Data provided.
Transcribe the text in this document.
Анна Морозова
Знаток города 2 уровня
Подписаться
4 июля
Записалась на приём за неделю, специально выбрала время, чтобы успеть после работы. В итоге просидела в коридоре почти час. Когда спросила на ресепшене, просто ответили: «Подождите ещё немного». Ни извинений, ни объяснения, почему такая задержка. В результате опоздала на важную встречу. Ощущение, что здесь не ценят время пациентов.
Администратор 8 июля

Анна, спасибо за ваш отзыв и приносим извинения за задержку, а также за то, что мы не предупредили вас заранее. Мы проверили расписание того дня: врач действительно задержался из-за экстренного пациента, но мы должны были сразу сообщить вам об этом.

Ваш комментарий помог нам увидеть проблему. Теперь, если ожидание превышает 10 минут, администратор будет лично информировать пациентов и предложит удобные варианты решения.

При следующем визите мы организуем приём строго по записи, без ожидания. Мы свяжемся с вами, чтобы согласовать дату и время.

Exercise objective. Extract the full listing above without altering anything.

Written response.
Transcribe the text in this document.
Анна Морозова
Знаток города 2 уровня
Подписаться
4 июля
Записалась на приём за неделю, специально выбрала время, чтобы успеть после работы. В итоге просидела в коридоре почти час. Когда спросила на ресепшене, просто ответили: «Подождите ещё немного». Ни извинений, ни объяснения, почему такая задержка. В результате опоздала на важную встречу. Ощущение, что здесь не ценят время пациентов.
Администратор 8 июля

Анна, спасибо за ваш отзыв и приносим извинения за задержку, а также за то, что мы не предупредили вас заранее. Мы проверили расписание того дня: врач действительно задержался из-за экстренного пациента, но мы должны были сразу сообщить вам об этом.

Ваш комментарий помог нам увидеть проблему. Теперь, если ожидание превышает 10 минут, администратор будет лично информировать пациентов и предложит удобные варианты решения.

При следующем визите мы организуем приём строго по записи, без ожидания. Мы свяжемся с вами, чтобы согласовать дату и время.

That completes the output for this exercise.